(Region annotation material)
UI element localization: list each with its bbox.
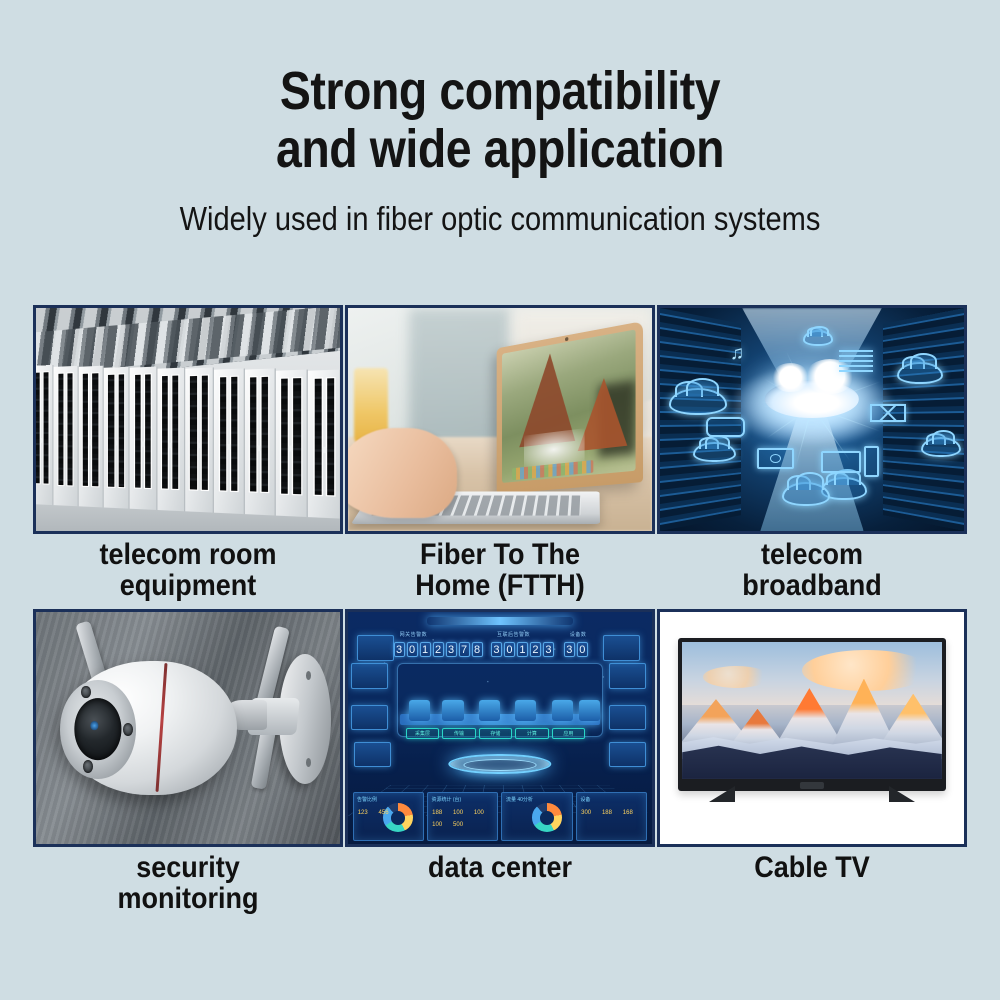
cloud-icon xyxy=(669,388,727,415)
server-rack xyxy=(78,366,103,508)
server-rack xyxy=(244,369,275,516)
counter-digit: 1 xyxy=(420,642,431,657)
counter-digit: 3 xyxy=(446,642,457,657)
security-camera-illustration xyxy=(36,612,340,844)
card-data-center[interactable]: 采集层传输存储计算应用 网关告警数3012378互联后告警数30123设备数30… xyxy=(345,609,655,914)
counter-digits: 3012378 xyxy=(394,642,483,657)
counter-digit: 3 xyxy=(491,642,502,657)
flow-node xyxy=(579,700,600,721)
thumbnail-telecom-broadband: ♫ xyxy=(657,305,967,534)
caption-cable-tv: Cable TV xyxy=(673,852,952,883)
flow-chip: 采集层 xyxy=(406,728,439,739)
side-monitor xyxy=(351,705,387,731)
card-telecom-broadband[interactable]: ♫ telecom broadband xyxy=(657,305,967,601)
counter-digit: 0 xyxy=(407,642,418,657)
counter-label: 互联后告警数 xyxy=(497,631,530,638)
side-monitor xyxy=(609,663,645,689)
counter-digit: 2 xyxy=(530,642,541,657)
panel-stat: 100 xyxy=(432,821,442,829)
counter-digit: 3 xyxy=(564,642,575,657)
counter-digits: 30 xyxy=(564,642,588,657)
camera-lens xyxy=(74,698,121,760)
side-monitor xyxy=(351,663,387,689)
counter-digit: 1 xyxy=(517,642,528,657)
counter-digit: 0 xyxy=(504,642,515,657)
tv-screen xyxy=(682,642,942,779)
thumbnail-fiber-to-the-home xyxy=(345,305,655,534)
counter-digit: 8 xyxy=(472,642,483,657)
server-room-illustration xyxy=(36,308,340,531)
monitor-icon xyxy=(821,451,861,473)
side-monitor xyxy=(609,705,645,731)
counter-digit: 2 xyxy=(433,642,444,657)
caption-security-monitoring: security monitoring xyxy=(49,852,328,914)
counter-digit: 3 xyxy=(543,642,554,657)
cloud-icon xyxy=(803,330,833,346)
thumbnail-cable-tv xyxy=(657,609,967,847)
panel-title: 告警比例 xyxy=(357,796,377,803)
dashboard-panel: 流量 40分析 xyxy=(501,792,572,841)
server-lines-icon xyxy=(839,350,872,372)
panel-stat: 500 xyxy=(453,821,463,829)
counter-label: 设备数 xyxy=(570,631,587,638)
cloud-icon xyxy=(765,380,859,418)
server-rack xyxy=(130,367,157,511)
counter-digit: 3 xyxy=(394,642,405,657)
thumbnail-security-monitoring xyxy=(33,609,343,847)
tv-foot-right xyxy=(889,786,915,802)
application-card-grid: telecom room equipment xyxy=(33,305,967,914)
flow-node xyxy=(515,700,536,721)
server-rack xyxy=(54,365,79,506)
counter-digits: 30123 xyxy=(491,642,554,657)
music-note-icon: ♫ xyxy=(730,344,744,363)
cloud-icon xyxy=(782,482,831,507)
panel-stat: 300 xyxy=(581,809,591,817)
side-monitor xyxy=(603,635,639,661)
laptop-illustration xyxy=(348,308,652,531)
camera-icon xyxy=(757,448,793,468)
page-title-line-2: and wide application xyxy=(70,120,930,178)
server-rack xyxy=(342,370,343,520)
server-rack xyxy=(104,366,130,509)
cloud-network-illustration: ♫ xyxy=(660,308,964,531)
panel-stat: 100 xyxy=(453,809,463,817)
thumbnail-data-center: 采集层传输存储计算应用 网关告警数3012378互联后告警数30123设备数30… xyxy=(345,609,655,847)
flow-chip: 存储 xyxy=(479,728,512,739)
flow-node xyxy=(552,700,573,721)
tv-brand-logo xyxy=(800,782,824,789)
laptop-screen xyxy=(496,321,643,494)
flow-node xyxy=(442,700,463,721)
card-fiber-to-the-home[interactable]: Fiber To The Home (FTTH) xyxy=(345,305,655,601)
panel-stat: 100 xyxy=(474,809,484,817)
card-cable-tv[interactable]: Cable TV xyxy=(657,609,967,914)
page-subtitle: Widely used in fiber optic communication… xyxy=(60,200,940,238)
flow-chip: 传输 xyxy=(442,728,475,739)
flow-chip: 计算 xyxy=(515,728,548,739)
side-monitor xyxy=(354,742,390,768)
flow-node xyxy=(479,700,500,721)
counter-label: 网关告警数 xyxy=(400,631,428,638)
panel-stat: 456 xyxy=(379,809,389,817)
data-center-dashboard-illustration: 采集层传输存储计算应用 网关告警数3012378互联后告警数30123设备数30… xyxy=(348,612,652,844)
thumbnail-telecom-room-equipment xyxy=(33,305,343,534)
server-rack xyxy=(157,367,185,511)
server-rack xyxy=(33,365,54,505)
flow-node xyxy=(409,700,430,721)
card-telecom-room-equipment[interactable]: telecom room equipment xyxy=(33,305,343,601)
server-rack xyxy=(276,369,308,517)
donut-chart xyxy=(383,803,414,832)
cloud-icon xyxy=(921,437,961,457)
counter-digit: 0 xyxy=(577,642,588,657)
camera-lens-housing xyxy=(60,680,136,780)
flow-chip: 应用 xyxy=(552,728,585,739)
caption-data-center: data center xyxy=(361,852,640,883)
panel-stat: 188 xyxy=(602,809,612,817)
panel-title: 流量 40分析 xyxy=(506,796,533,803)
card-security-monitoring[interactable]: security monitoring xyxy=(33,609,343,914)
caption-telecom-room-equipment: telecom room equipment xyxy=(49,539,328,601)
donut-chart xyxy=(532,803,563,832)
caption-fiber-to-the-home: Fiber To The Home (FTTH) xyxy=(361,539,640,601)
cloud-icon xyxy=(693,442,736,462)
panel-title: 资源统计 (台) xyxy=(431,796,461,803)
dashboard-panel: 告警比例123456 xyxy=(353,792,424,841)
panel-stat: 168 xyxy=(623,809,633,817)
server-stack-icon xyxy=(864,446,879,477)
server-rack xyxy=(308,370,342,519)
red-accent-stripe xyxy=(156,663,168,792)
server-rack xyxy=(214,368,244,514)
counter-digit: 7 xyxy=(459,642,470,657)
panel-stat: 188 xyxy=(432,809,442,817)
server-rack xyxy=(185,368,214,513)
cloud-icon xyxy=(897,362,943,384)
tv-foot-left xyxy=(709,786,735,802)
tv-set xyxy=(678,638,946,791)
page-header: Strong compatibility and wide applicatio… xyxy=(0,0,1000,238)
side-monitor xyxy=(357,635,393,661)
caption-telecom-broadband: telecom broadband xyxy=(673,539,952,601)
television-illustration xyxy=(660,612,964,844)
page-title-line-1: Strong compatibility xyxy=(70,62,930,120)
panel-title: 设备 xyxy=(580,796,590,803)
dashboard-panel: 设备300188168 xyxy=(576,792,647,841)
typing-hand xyxy=(345,428,457,517)
side-monitor xyxy=(609,742,645,768)
speech-bubble-icon xyxy=(706,417,746,437)
dashboard-panel: 资源统计 (台)188100100100500 xyxy=(427,792,498,841)
panel-stat: 123 xyxy=(358,809,368,817)
camera-body xyxy=(63,661,236,796)
envelope-icon xyxy=(870,404,906,422)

AIM —
Copy out every line of the material above word for word, leaving out the pictures.

SOLUTION TO THIS EXERCISE —
UI element localization: list each with its bbox.
cloud-icon xyxy=(669,388,727,415)
server-rack xyxy=(78,366,103,508)
server-rack xyxy=(244,369,275,516)
counter-digit: 1 xyxy=(420,642,431,657)
counter-digit: 3 xyxy=(446,642,457,657)
security-camera-illustration xyxy=(36,612,340,844)
card-data-center[interactable]: 采集层传输存储计算应用 网关告警数3012378互联后告警数30123设备数30… xyxy=(345,609,655,914)
counter-digits: 3012378 xyxy=(394,642,483,657)
counter-digit: 3 xyxy=(491,642,502,657)
flow-node xyxy=(579,700,600,721)
thumbnail-telecom-broadband: ♫ xyxy=(657,305,967,534)
caption-cable-tv: Cable TV xyxy=(673,852,952,883)
flow-chip: 采集层 xyxy=(406,728,439,739)
side-monitor xyxy=(351,705,387,731)
card-telecom-broadband[interactable]: ♫ telecom broadband xyxy=(657,305,967,601)
counter-digit: 0 xyxy=(407,642,418,657)
counter-label: 互联后告警数 xyxy=(497,631,530,638)
side-monitor xyxy=(609,663,645,689)
counter-digit: 2 xyxy=(530,642,541,657)
panel-stat: 100 xyxy=(432,821,442,829)
counter-digit: 3 xyxy=(564,642,575,657)
counter-digits: 30 xyxy=(564,642,588,657)
camera-lens xyxy=(74,698,121,760)
side-monitor xyxy=(351,663,387,689)
counter-digit: 1 xyxy=(517,642,528,657)
counter-digit: 0 xyxy=(504,642,515,657)
tv-screen xyxy=(682,642,942,779)
thumbnail-fiber-to-the-home xyxy=(345,305,655,534)
counter-digit: 8 xyxy=(472,642,483,657)
server-room-illustration xyxy=(36,308,340,531)
monitor-icon xyxy=(821,451,861,473)
side-monitor xyxy=(609,705,645,731)
counter-digit: 2 xyxy=(433,642,444,657)
caption-security-monitoring: security monitoring xyxy=(49,852,328,914)
counter-digit: 3 xyxy=(543,642,554,657)
cloud-icon xyxy=(803,330,833,346)
thumbnail-cable-tv xyxy=(657,609,967,847)
panel-title: 告警比例 xyxy=(357,796,377,803)
dashboard-panel: 流量 40分析 xyxy=(501,792,572,841)
server-lines-icon xyxy=(839,350,872,372)
panel-stat: 500 xyxy=(453,821,463,829)
counter-label: 设备数 xyxy=(570,631,587,638)
cloud-icon xyxy=(765,380,859,418)
server-rack xyxy=(130,367,157,511)
counter-digit: 3 xyxy=(394,642,405,657)
thumbnail-security-monitoring xyxy=(33,609,343,847)
tv-foot-right xyxy=(889,786,915,802)
application-card-grid: telecom room equipment xyxy=(33,305,967,914)
flow-node xyxy=(515,700,536,721)
server-rack xyxy=(54,365,79,506)
counter-digits: 30123 xyxy=(491,642,554,657)
music-note-icon: ♫ xyxy=(730,344,744,363)
cloud-icon xyxy=(782,482,831,507)
panel-stat: 300 xyxy=(581,809,591,817)
side-monitor xyxy=(603,635,639,661)
laptop-illustration xyxy=(348,308,652,531)
camera-icon xyxy=(757,448,793,468)
page-title-line-2: and wide application xyxy=(70,120,930,178)
server-rack xyxy=(342,370,343,520)
server-rack xyxy=(104,366,130,509)
cloud-network-illustration: ♫ xyxy=(660,308,964,531)
panel-stat: 100 xyxy=(453,809,463,817)
thumbnail-data-center: 采集层传输存储计算应用 网关告警数3012378互联后告警数30123设备数30… xyxy=(345,609,655,847)
flow-chip: 存储 xyxy=(479,728,512,739)
flow-node xyxy=(552,700,573,721)
tv-brand-logo xyxy=(800,782,824,789)
laptop-screen xyxy=(496,321,643,494)
flow-node xyxy=(442,700,463,721)
card-fiber-to-the-home[interactable]: Fiber To The Home (FTTH) xyxy=(345,305,655,601)
panel-stat: 100 xyxy=(474,809,484,817)
card-cable-tv[interactable]: Cable TV xyxy=(657,609,967,914)
page-subtitle: Widely used in fiber optic communication… xyxy=(60,200,940,238)
flow-chip: 传输 xyxy=(442,728,475,739)
flow-chip: 计算 xyxy=(515,728,548,739)
side-monitor xyxy=(354,742,390,768)
flow-node xyxy=(479,700,500,721)
counter-label: 网关告警数 xyxy=(400,631,428,638)
panel-stat: 456 xyxy=(379,809,389,817)
data-center-dashboard-illustration: 采集层传输存储计算应用 网关告警数3012378互联后告警数30123设备数30… xyxy=(348,612,652,844)
thumbnail-telecom-room-equipment xyxy=(33,305,343,534)
server-rack xyxy=(157,367,185,511)
server-rack xyxy=(33,365,54,505)
flow-node xyxy=(409,700,430,721)
card-telecom-room-equipment[interactable]: telecom room equipment xyxy=(33,305,343,601)
server-rack xyxy=(276,369,308,517)
donut-chart xyxy=(383,803,414,832)
cloud-icon xyxy=(921,437,961,457)
counter-digit: 0 xyxy=(577,642,588,657)
camera-lens-housing xyxy=(60,680,136,780)
flow-chip: 应用 xyxy=(552,728,585,739)
caption-data-center: data center xyxy=(361,852,640,883)
panel-stat: 188 xyxy=(602,809,612,817)
panel-title: 流量 40分析 xyxy=(506,796,533,803)
card-security-monitoring[interactable]: security monitoring xyxy=(33,609,343,914)
caption-telecom-room-equipment: telecom room equipment xyxy=(49,539,328,601)
donut-chart xyxy=(532,803,563,832)
caption-fiber-to-the-home: Fiber To The Home (FTTH) xyxy=(361,539,640,601)
cloud-icon xyxy=(693,442,736,462)
panel-title: 资源统计 (台) xyxy=(431,796,461,803)
dashboard-panel: 告警比例123456 xyxy=(353,792,424,841)
panel-stat: 168 xyxy=(623,809,633,817)
server-stack-icon xyxy=(864,446,879,477)
server-rack xyxy=(308,370,342,519)
red-accent-stripe xyxy=(156,663,168,792)
server-rack xyxy=(214,368,244,514)
counter-digit: 7 xyxy=(459,642,470,657)
panel-stat: 188 xyxy=(432,809,442,817)
server-rack xyxy=(185,368,214,513)
cloud-icon xyxy=(897,362,943,384)
tv-foot-left xyxy=(709,786,735,802)
tv-set xyxy=(678,638,946,791)
page-header: Strong compatibility and wide applicatio… xyxy=(0,0,1000,238)
side-monitor xyxy=(357,635,393,661)
caption-telecom-broadband: telecom broadband xyxy=(673,539,952,601)
television-illustration xyxy=(660,612,964,844)
page-title-line-1: Strong compatibility xyxy=(70,62,930,120)
panel-title: 设备 xyxy=(580,796,590,803)
dashboard-panel: 设备300188168 xyxy=(576,792,647,841)
typing-hand xyxy=(345,428,457,517)
side-monitor xyxy=(609,742,645,768)
speech-bubble-icon xyxy=(706,417,746,437)
dashboard-panel: 资源统计 (台)188100100100500 xyxy=(427,792,498,841)
panel-stat: 123 xyxy=(358,809,368,817)
camera-body xyxy=(63,661,236,796)
envelope-icon xyxy=(870,404,906,422)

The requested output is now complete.